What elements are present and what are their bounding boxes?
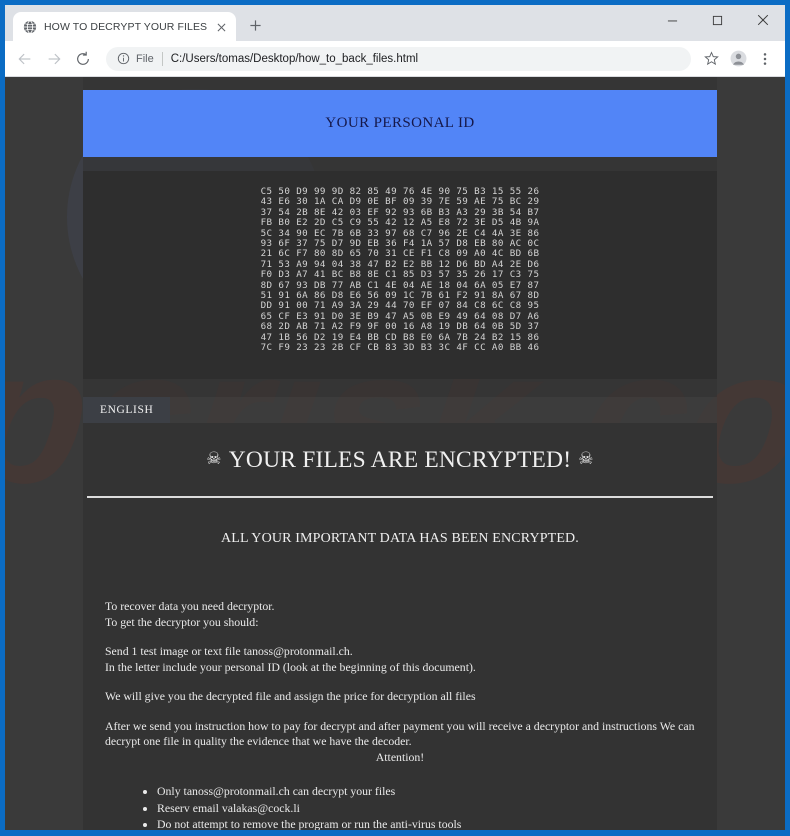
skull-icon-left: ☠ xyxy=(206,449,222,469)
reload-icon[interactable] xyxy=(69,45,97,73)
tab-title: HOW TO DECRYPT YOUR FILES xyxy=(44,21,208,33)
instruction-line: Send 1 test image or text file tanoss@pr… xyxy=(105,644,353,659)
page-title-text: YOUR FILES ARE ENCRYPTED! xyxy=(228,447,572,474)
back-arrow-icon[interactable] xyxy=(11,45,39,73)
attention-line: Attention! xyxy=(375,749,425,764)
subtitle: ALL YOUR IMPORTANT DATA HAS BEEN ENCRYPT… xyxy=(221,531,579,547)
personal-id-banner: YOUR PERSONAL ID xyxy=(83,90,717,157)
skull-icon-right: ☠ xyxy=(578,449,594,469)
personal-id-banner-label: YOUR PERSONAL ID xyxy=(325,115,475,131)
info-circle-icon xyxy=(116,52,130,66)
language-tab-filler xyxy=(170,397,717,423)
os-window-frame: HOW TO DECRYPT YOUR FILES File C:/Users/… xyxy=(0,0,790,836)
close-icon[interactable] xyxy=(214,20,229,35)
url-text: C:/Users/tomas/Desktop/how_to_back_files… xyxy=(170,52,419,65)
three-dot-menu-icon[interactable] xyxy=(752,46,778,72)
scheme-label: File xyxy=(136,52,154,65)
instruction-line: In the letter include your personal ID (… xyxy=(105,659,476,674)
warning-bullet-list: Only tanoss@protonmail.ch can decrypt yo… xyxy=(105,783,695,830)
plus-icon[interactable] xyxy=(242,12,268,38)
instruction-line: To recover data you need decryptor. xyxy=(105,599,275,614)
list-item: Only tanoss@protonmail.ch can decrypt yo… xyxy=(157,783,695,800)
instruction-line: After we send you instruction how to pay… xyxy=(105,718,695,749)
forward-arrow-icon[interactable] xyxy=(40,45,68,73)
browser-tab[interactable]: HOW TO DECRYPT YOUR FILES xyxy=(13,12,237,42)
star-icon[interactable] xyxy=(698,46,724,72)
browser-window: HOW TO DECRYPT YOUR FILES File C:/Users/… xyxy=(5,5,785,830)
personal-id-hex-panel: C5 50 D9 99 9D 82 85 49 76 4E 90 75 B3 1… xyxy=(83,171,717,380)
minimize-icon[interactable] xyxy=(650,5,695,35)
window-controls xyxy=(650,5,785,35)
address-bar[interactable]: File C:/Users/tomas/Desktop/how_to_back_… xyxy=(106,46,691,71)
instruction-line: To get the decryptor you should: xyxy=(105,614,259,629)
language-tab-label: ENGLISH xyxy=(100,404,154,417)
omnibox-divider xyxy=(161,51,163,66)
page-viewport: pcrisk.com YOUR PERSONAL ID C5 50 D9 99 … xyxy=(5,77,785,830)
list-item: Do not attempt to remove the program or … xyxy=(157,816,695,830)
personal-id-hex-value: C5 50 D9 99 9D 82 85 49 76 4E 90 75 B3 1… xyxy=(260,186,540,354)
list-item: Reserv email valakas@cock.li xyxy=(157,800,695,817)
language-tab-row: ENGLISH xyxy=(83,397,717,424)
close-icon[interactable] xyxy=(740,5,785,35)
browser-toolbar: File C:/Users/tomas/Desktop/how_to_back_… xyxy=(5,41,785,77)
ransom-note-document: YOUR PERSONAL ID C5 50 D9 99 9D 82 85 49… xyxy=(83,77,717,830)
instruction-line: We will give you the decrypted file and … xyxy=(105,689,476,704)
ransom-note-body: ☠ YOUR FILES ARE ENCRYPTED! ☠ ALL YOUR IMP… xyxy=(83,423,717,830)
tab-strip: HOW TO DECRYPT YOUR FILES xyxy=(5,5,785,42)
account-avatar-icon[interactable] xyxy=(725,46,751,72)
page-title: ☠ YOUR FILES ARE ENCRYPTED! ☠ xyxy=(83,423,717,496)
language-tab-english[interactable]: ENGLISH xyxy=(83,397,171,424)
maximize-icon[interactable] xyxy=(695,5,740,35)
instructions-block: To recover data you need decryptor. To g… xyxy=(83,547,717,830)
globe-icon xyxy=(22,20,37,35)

--

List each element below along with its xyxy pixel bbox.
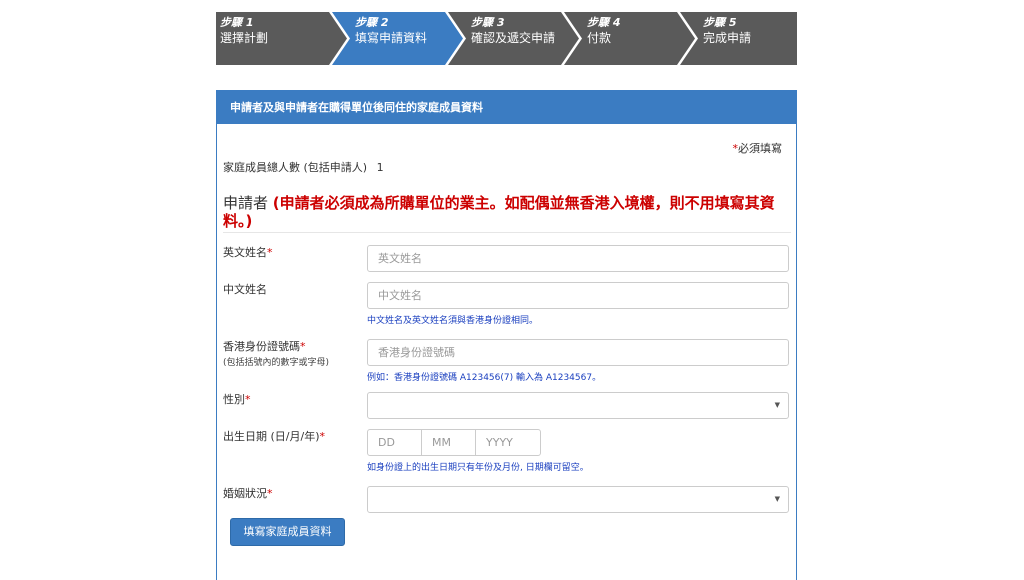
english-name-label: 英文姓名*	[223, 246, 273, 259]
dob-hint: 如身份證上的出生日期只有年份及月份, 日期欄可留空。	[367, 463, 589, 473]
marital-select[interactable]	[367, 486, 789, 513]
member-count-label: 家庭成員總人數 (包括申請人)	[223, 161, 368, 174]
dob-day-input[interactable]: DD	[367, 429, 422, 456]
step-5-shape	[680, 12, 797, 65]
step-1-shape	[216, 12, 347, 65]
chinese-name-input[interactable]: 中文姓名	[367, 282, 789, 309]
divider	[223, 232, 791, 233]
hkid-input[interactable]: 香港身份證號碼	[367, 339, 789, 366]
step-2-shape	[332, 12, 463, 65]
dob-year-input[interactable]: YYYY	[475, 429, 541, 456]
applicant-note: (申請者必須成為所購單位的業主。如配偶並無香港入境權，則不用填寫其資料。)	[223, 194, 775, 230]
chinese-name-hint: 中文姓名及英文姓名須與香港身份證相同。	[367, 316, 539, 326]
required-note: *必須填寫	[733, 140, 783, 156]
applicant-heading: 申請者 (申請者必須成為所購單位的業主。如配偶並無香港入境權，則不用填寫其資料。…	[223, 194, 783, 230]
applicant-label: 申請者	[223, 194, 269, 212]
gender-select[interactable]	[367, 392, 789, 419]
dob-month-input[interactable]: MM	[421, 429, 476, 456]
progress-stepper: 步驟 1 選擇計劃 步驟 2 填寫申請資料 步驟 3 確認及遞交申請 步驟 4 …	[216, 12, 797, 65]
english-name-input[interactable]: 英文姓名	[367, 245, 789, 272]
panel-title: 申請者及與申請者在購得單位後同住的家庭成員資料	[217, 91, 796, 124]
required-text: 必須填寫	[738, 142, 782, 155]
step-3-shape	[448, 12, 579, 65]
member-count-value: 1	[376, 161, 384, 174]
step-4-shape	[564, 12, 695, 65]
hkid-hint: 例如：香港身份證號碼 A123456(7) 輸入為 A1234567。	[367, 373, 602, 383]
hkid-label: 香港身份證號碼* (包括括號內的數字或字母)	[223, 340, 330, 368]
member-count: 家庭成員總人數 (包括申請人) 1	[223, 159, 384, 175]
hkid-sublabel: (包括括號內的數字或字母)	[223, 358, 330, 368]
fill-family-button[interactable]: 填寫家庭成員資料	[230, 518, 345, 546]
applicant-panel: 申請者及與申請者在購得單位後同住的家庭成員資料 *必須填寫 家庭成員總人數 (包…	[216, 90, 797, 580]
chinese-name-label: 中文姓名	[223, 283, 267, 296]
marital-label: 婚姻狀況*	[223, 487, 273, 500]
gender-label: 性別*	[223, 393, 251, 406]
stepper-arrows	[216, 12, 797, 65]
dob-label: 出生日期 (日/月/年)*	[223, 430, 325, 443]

## REQUIRED TASK:
Could you put everything in the material from the line containing "skull-icon-left: ☠ xyxy=(206,449,222,469)" down to the line containing "instruction-line: To recover", both included, into a JSON list of strings with one string per line and no blank lines?

## FULL SOLUTION:
[
  "skull-icon-left: ☠ xyxy=(206,449,222,469)",
  "reload-icon[interactable] xyxy=(69,45,97,73)",
  "tab-title: HOW TO DECRYPT YOUR FILES xyxy=(44,21,208,33)",
  "instruction-line: Send 1 test image or text file tanoss@pr… xyxy=(105,644,353,659)",
  "page-title-text: YOUR FILES ARE ENCRYPTED! xyxy=(228,447,572,474)",
  "back-arrow-icon[interactable] xyxy=(11,45,39,73)",
  "attention-line: Attention! xyxy=(375,749,425,764)",
  "subtitle: ALL YOUR IMPORTANT DATA HAS BEEN ENCRYPT… xyxy=(221,531,579,547)",
  "personal-id-banner: YOUR PERSONAL ID xyxy=(83,90,717,157)",
  "skull-icon-right: ☠ xyxy=(578,449,594,469)",
  "personal-id-banner-label: YOUR PERSONAL ID xyxy=(325,115,475,131)",
  "info-circle-icon xyxy=(116,52,130,66)",
  "language-tab-filler xyxy=(170,397,717,423)",
  "os-window-frame: HOW TO DECRYPT YOUR FILES File C:/Users/… xyxy=(0,0,790,836)",
  "close-icon[interactable] xyxy=(214,20,229,35)",
  "url-text: C:/Users/tomas/Desktop/how_to_back_files… xyxy=(170,52,419,65)",
  "three-dot-menu-icon[interactable] xyxy=(752,46,778,72)",
  "scheme-label: File xyxy=(136,52,154,65)",
  "instruction-line: In the letter include your personal ID (… xyxy=(105,659,476,674)",
  "warning-bullet-list: Only tanoss@protonmail.ch can decrypt yo… xyxy=(105,783,695,830)",
  "plus-icon[interactable] xyxy=(242,12,268,38)",
  "instruction-line: To recover data you need decryptor. xyxy=(105,599,275,614)"
]